* EXERCISE OBJECTIVE *
Examine the records and identify each line that includes the string "text". Copy those lines.

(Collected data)
+ + + + + + +
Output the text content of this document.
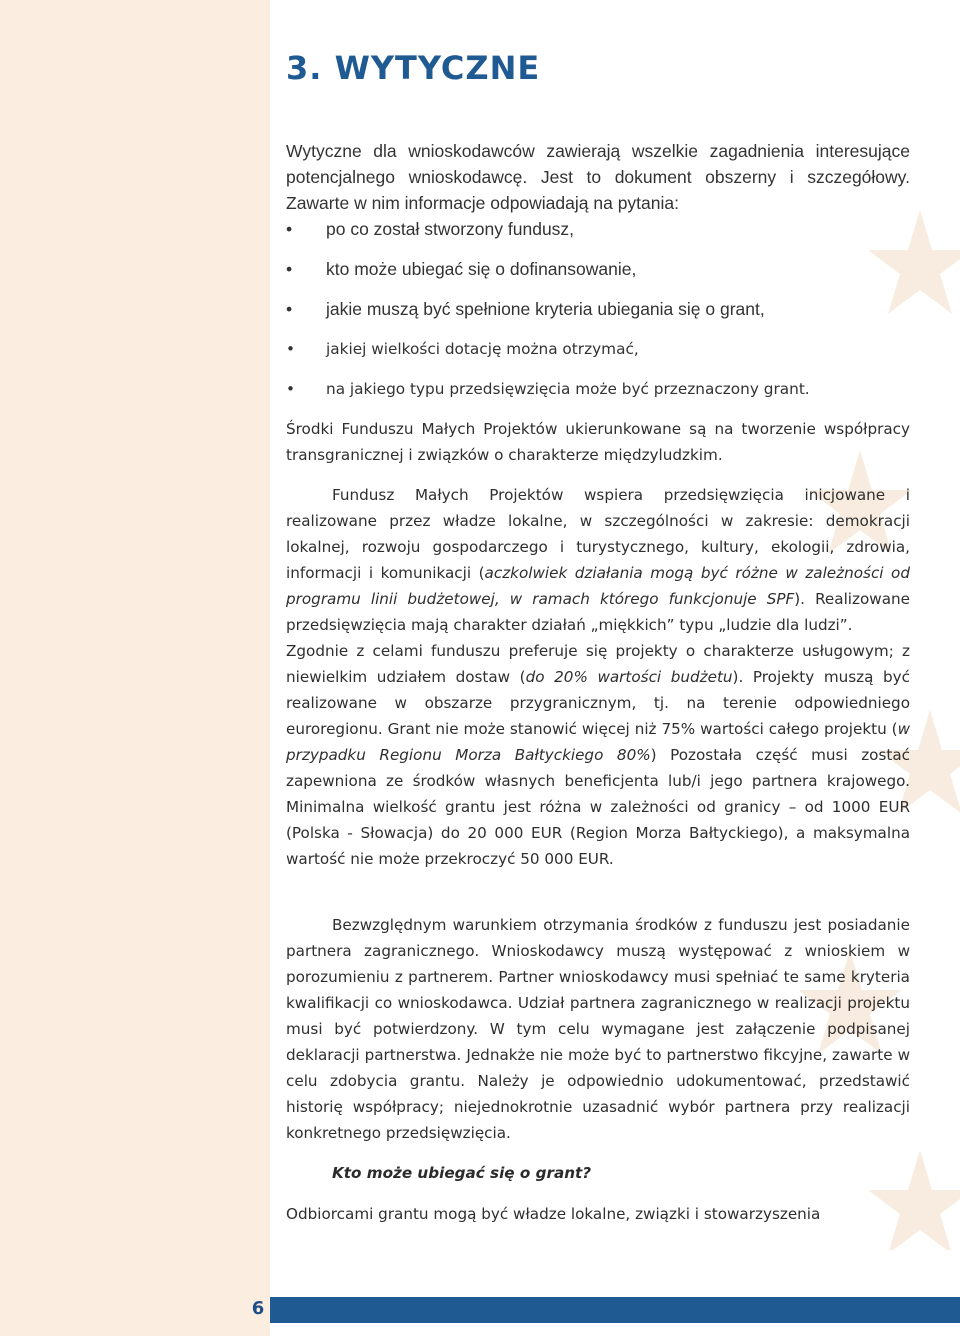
6
3. WYTYCZNE
Wytyczne dla wnioskodawców zawierają wszelkie zagadnienia interesujące potencjalnego wnioskodawcę. Jest to dokument obszerny i szczegółowy. Zawarte w nim informacje odpowiadają na pytania:
• po co został stworzony fundusz,
• kto może ubiegać się o dofinansowanie,
• jakie muszą być spełnione kryteria ubiegania się o grant,
• jakiej wielkości dotację można otrzymać,
• na jakiego typu przedsięwzięcia może być przeznaczony grant.

Środki Funduszu Małych Projektów ukierunkowane są na tworzenie współpracy transgranicznej i związków o charakterze międzyludzkim.

Fundusz Małych Projektów wspiera przedsięwzięcia inicjowane i realizowane przez władze lokalne, w szczególności w zakresie: demokracji lokalnej, rozwoju gospodarczego i turystycznego, kultury, ekologii, zdrowia, informacji i komunikacji (aczkolwiek działania mogą być różne w zależności od programu linii budżetowej, w ramach którego funkcjonuje SPF). Realizowane przedsięwzięcia mają charakter działań „miękkich” typu „ludzie dla ludzi”.

Zgodnie z celami funduszu preferuje się projekty o charakterze usługowym; z niewielkim udziałem dostaw (do 20% wartości budżetu). Projekty muszą być realizowane w obszarze przygranicznym, tj. na terenie odpowiedniego euroregionu. Grant nie może stanowić więcej niż 75% wartości całego projektu (w przypadku Regionu Morza Bałtyckiego 80%) Pozostała część musi zostać zapewniona ze środków własnych beneficjenta lub/i jego partnera krajowego. Minimalna wielkość grantu jest różna w zależności od granicy – od 1000 EUR (Polska - Słowacja) do 20 000 EUR (Region Morza Bałtyckiego), a maksymalna wartość nie może przekroczyć 50 000 EUR.

Bezwzględnym warunkiem otrzymania środków z funduszu jest posiadanie partnera zagranicznego. Wnioskodawcy muszą występować z wnioskiem w porozumieniu z partnerem. Partner wnioskodawcy musi spełniać te same kryteria kwalifikacji co wnioskodawca. Udział partnera zagranicznego w realizacji projektu musi być potwierdzony. W tym celu wymagane jest załączenie podpisanej deklaracji partnerstwa. Jednakże nie może być to partnerstwo fikcyjne, zawarte w celu zdobycia grantu. Należy je odpowiednio udokumentować, przedstawić historię współpracy; niejednokrotnie uzasadnić wybór partnera przy realizacji konkretnego przedsięwzięcia.

Kto może ubiegać się o grant?

Odbiorcami grantu mogą być władze lokalne, związki i stowarzyszenia
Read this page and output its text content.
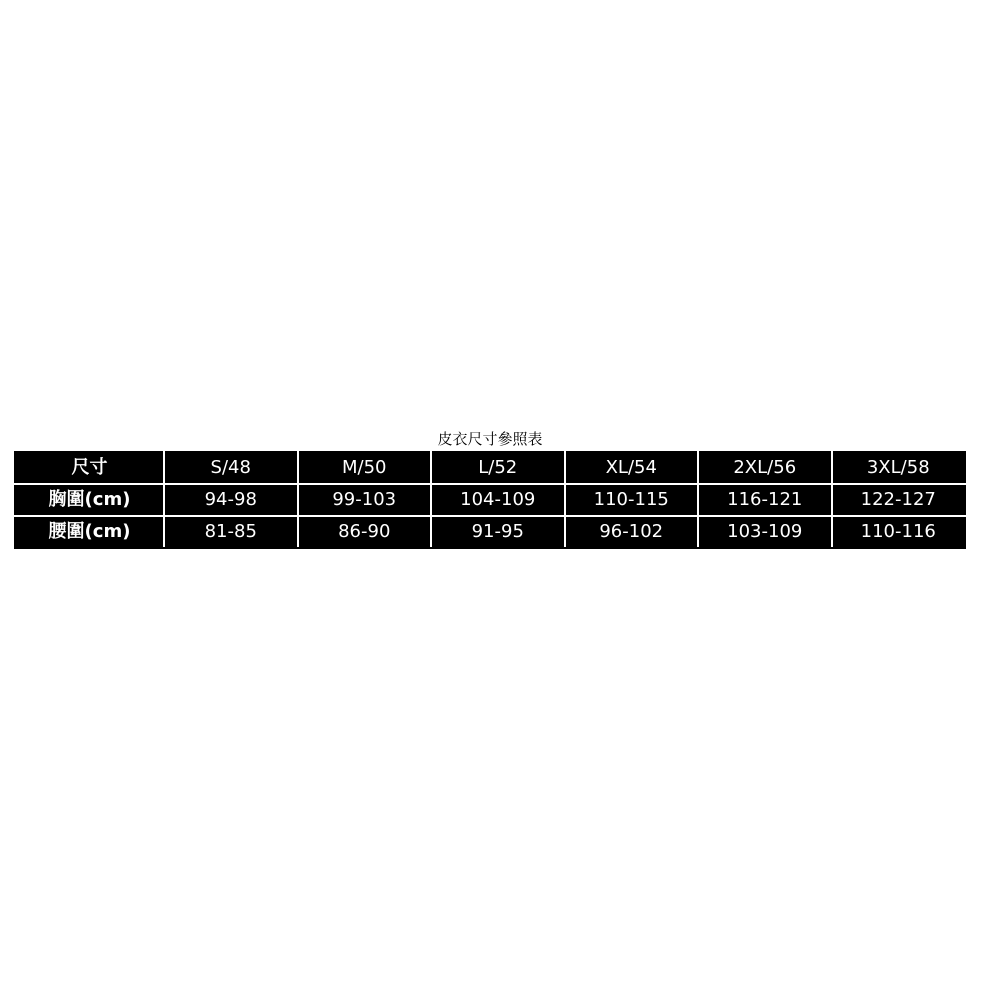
皮衣尺寸參照表
尺寸	S/48	M/50	L/52	XL/54	2XL/56	3XL/58
胸圍(cm)	94-98	99-103	104-109	110-115	116-121	122-127
腰圍(cm)	81-85	86-90	91-95	96-102	103-109	110-116
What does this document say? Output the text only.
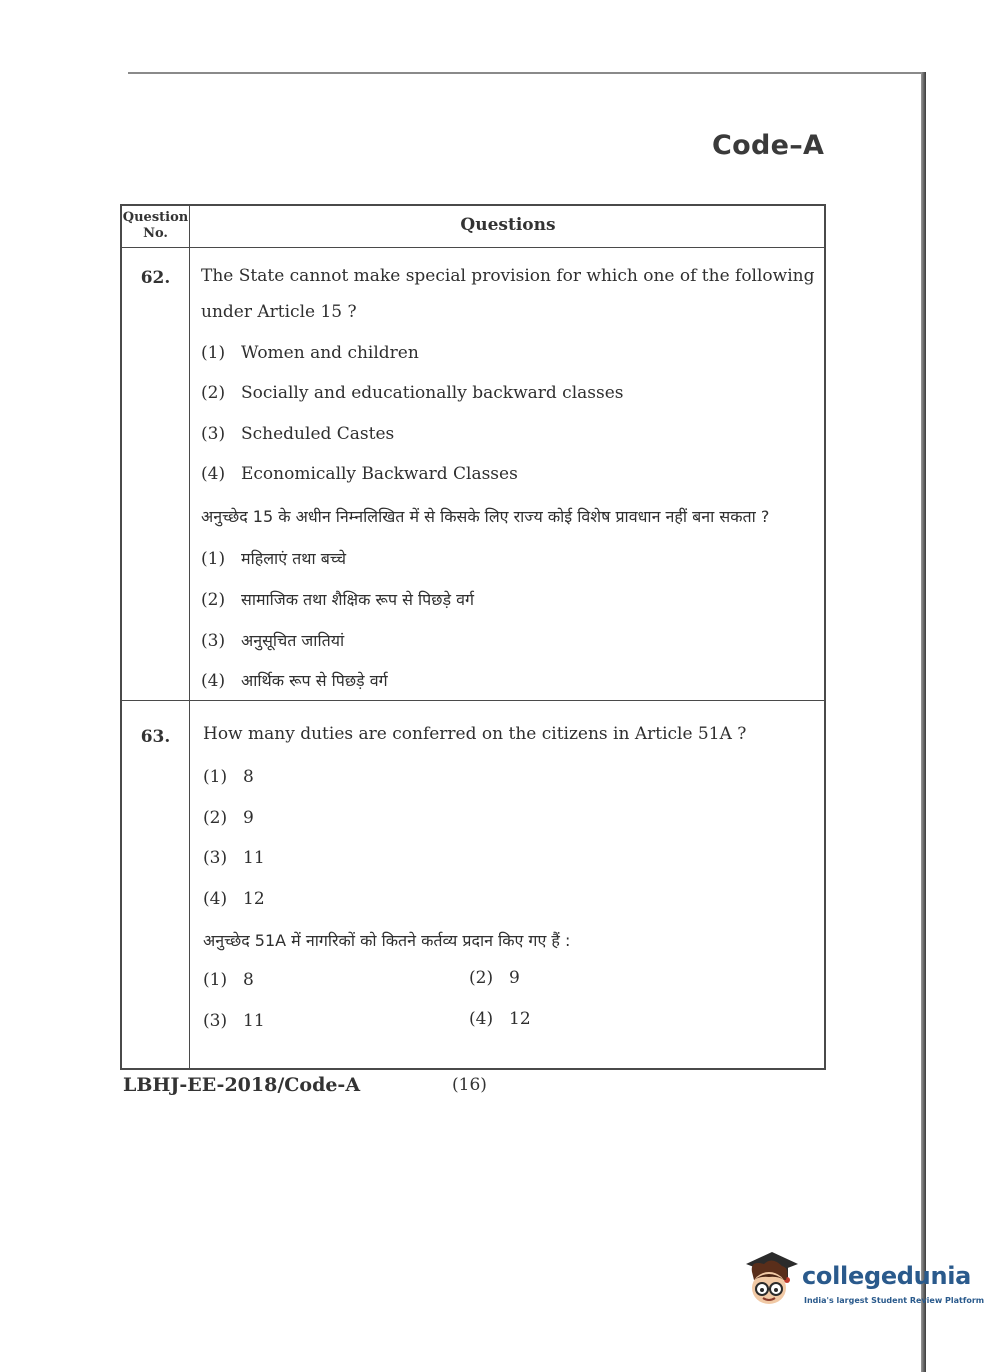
Code–A
Question
No.	Questions
62.	The State cannot make special provision for which one of the following
under Article 15 ?
(1) Women and children
(2) Socially and educationally backward classes
(3) Scheduled Castes
(4) Economically Backward Classes
अनुच्छेद 15 के अधीन निम्नलिखित में से किसके लिए राज्य कोई विशेष प्रावधान नहीं बना सकता ?
(1) महिलाएं तथा बच्चे
(2) सामाजिक तथा शैक्षिक रूप से पिछड़े वर्ग
(3) अनुसूचित जातियां
(4) आर्थिक रूप से पिछड़े वर्ग
63.	How many duties are conferred on the citizens in Article 51A ?
(1) 8
(2) 9
(3) 11
(4) 12
अनुच्छेद 51A में नागरिकों को कितने कर्तव्य प्रदान किए गए हैं :
(1) 8	(2) 9
(3) 11	(4) 12
LBHJ-EE-2018/Code-A	(16)
collegedunia
India's largest Student Review Platform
+ + + + + + +
* OUTPUT BELOW *
Output the text content of this document.
Read this page and output its text content.
What does this document say? Output the text only.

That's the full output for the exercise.